Exercise aim:
Every line from the one that holds "Output a JSON" through the final line should be returned exactly. Omit the pictures.

Data extracted from a collection
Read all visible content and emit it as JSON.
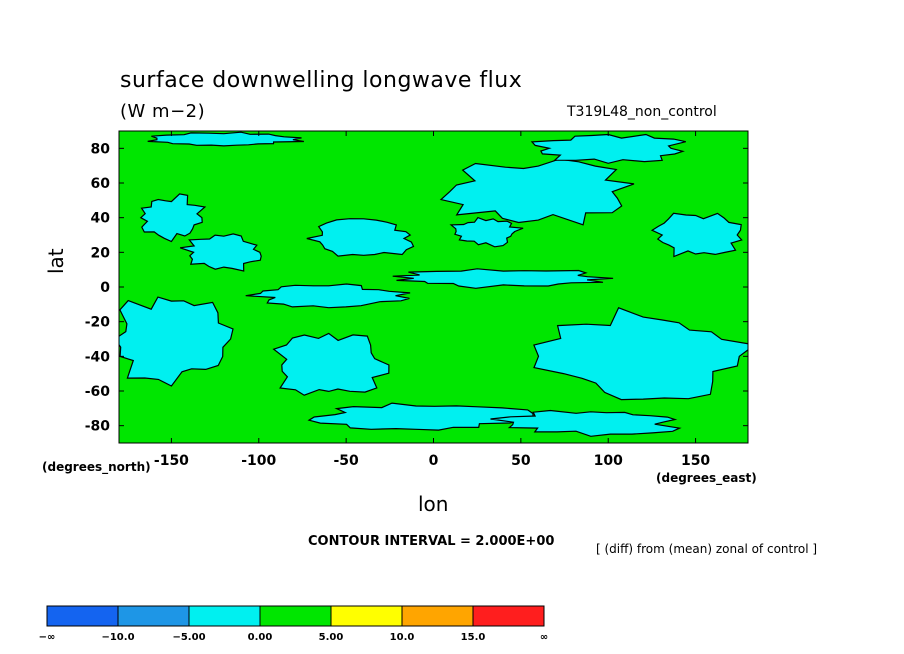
{
  "chart_data": {
    "type": "heatmap",
    "title": "surface downwelling longwave flux",
    "units": "(W m−2)",
    "run_label": "T319L48_non_control",
    "xlabel": "lon",
    "ylabel": "lat",
    "x_unit_note": "(degrees_east)",
    "y_unit_note": "(degrees_north)",
    "x_ticks": [
      -150,
      -100,
      -50,
      0,
      50,
      100,
      150
    ],
    "y_ticks": [
      80,
      60,
      40,
      20,
      0,
      -20,
      -40,
      -60,
      -80
    ],
    "xlim": [
      -180,
      180
    ],
    "ylim": [
      -90,
      90
    ],
    "contour_interval": "CONTOUR INTERVAL = 2.000E+00",
    "note": "[ (diff) from (mean) zonal of control ]",
    "colorbar": {
      "labels": [
        "−∞",
        "−10.0",
        "−5.00",
        "0.00",
        "5.00",
        "10.0",
        "15.0",
        "∞"
      ],
      "colors": [
        "#1464f0",
        "#1e96e6",
        "#00f0f0",
        "#00e600",
        "#ffff00",
        "#ffa500",
        "#ff1e1e"
      ]
    },
    "dominant_classes": [
      "0.00 to 5.00",
      "-5.00 to 0.00"
    ],
    "regions_cyan": [
      {
        "lon": -150,
        "lat": 40,
        "rlon": 18,
        "rlat": 12
      },
      {
        "lon": -120,
        "lat": 20,
        "rlon": 22,
        "rlat": 10
      },
      {
        "lon": -40,
        "lat": 28,
        "rlon": 30,
        "rlat": 10
      },
      {
        "lon": 60,
        "lat": 55,
        "rlon": 50,
        "rlat": 18
      },
      {
        "lon": 30,
        "lat": 32,
        "rlon": 20,
        "rlat": 8
      },
      {
        "lon": 150,
        "lat": 30,
        "rlon": 25,
        "rlat": 12
      },
      {
        "lon": -60,
        "lat": -5,
        "rlon": 40,
        "rlat": 6
      },
      {
        "lon": 40,
        "lat": 5,
        "rlon": 60,
        "rlat": 5
      },
      {
        "lon": -150,
        "lat": -30,
        "rlon": 35,
        "rlat": 25
      },
      {
        "lon": -60,
        "lat": -45,
        "rlon": 30,
        "rlat": 18
      },
      {
        "lon": 120,
        "lat": -40,
        "rlon": 55,
        "rlat": 25
      },
      {
        "lon": -10,
        "lat": -75,
        "rlon": 60,
        "rlat": 8
      },
      {
        "lon": 90,
        "lat": -78,
        "rlon": 50,
        "rlat": 7
      },
      {
        "lon": -120,
        "lat": 85,
        "rlon": 40,
        "rlat": 4
      },
      {
        "lon": 100,
        "lat": 80,
        "rlon": 45,
        "rlat": 8
      }
    ]
  }
}
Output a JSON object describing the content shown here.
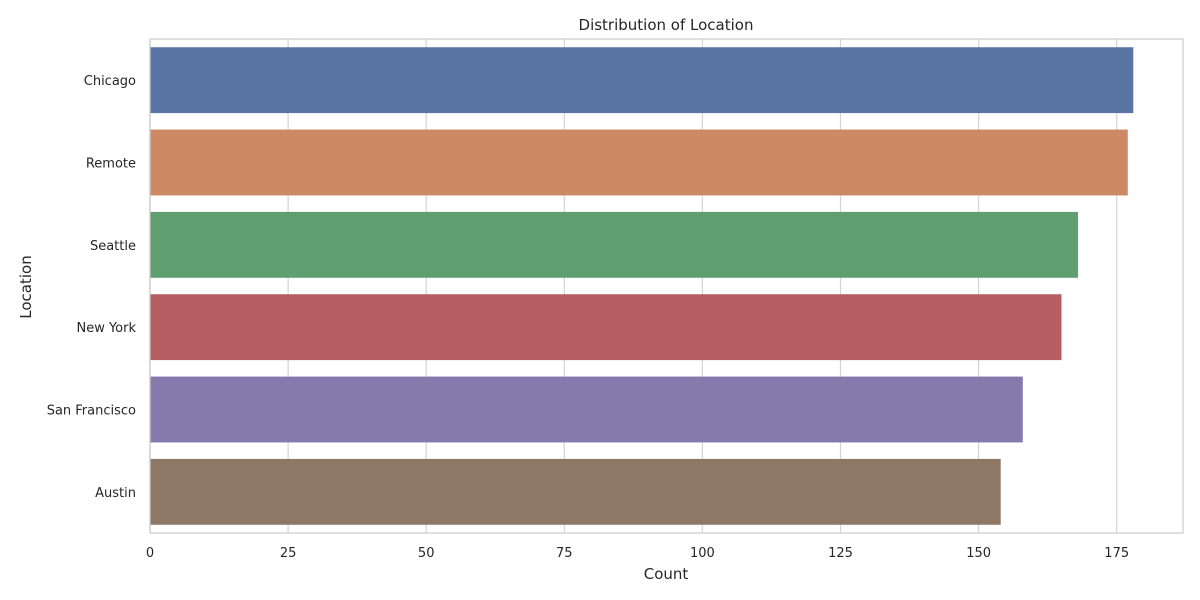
{
  "chart_data": {
    "type": "bar",
    "orientation": "horizontal",
    "title": "Distribution of Location",
    "xlabel": "Count",
    "ylabel": "Location",
    "categories": [
      "Chicago",
      "Remote",
      "Seattle",
      "New York",
      "San Francisco",
      "Austin"
    ],
    "values": [
      178,
      177,
      168,
      165,
      158,
      154
    ],
    "xlim": [
      0,
      187
    ],
    "xticks": [
      0,
      25,
      50,
      75,
      100,
      125,
      150,
      175
    ],
    "grid": true,
    "colors": [
      "#5975a4",
      "#cc8963",
      "#5f9e6e",
      "#b55d60",
      "#857aab",
      "#8d7866"
    ]
  }
}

Exercise answer:
Output a JSON object describing the content shown here.
{
  "chart_data": {
    "type": "bar",
    "orientation": "horizontal",
    "title": "Distribution of Location",
    "xlabel": "Count",
    "ylabel": "Location",
    "categories": [
      "Chicago",
      "Remote",
      "Seattle",
      "New York",
      "San Francisco",
      "Austin"
    ],
    "values": [
      178,
      177,
      168,
      165,
      158,
      154
    ],
    "xlim": [
      0,
      187
    ],
    "xticks": [
      0,
      25,
      50,
      75,
      100,
      125,
      150,
      175
    ],
    "grid": true,
    "colors": [
      "#5975a4",
      "#cc8963",
      "#5f9e6e",
      "#b55d60",
      "#857aab",
      "#8d7866"
    ]
  }
}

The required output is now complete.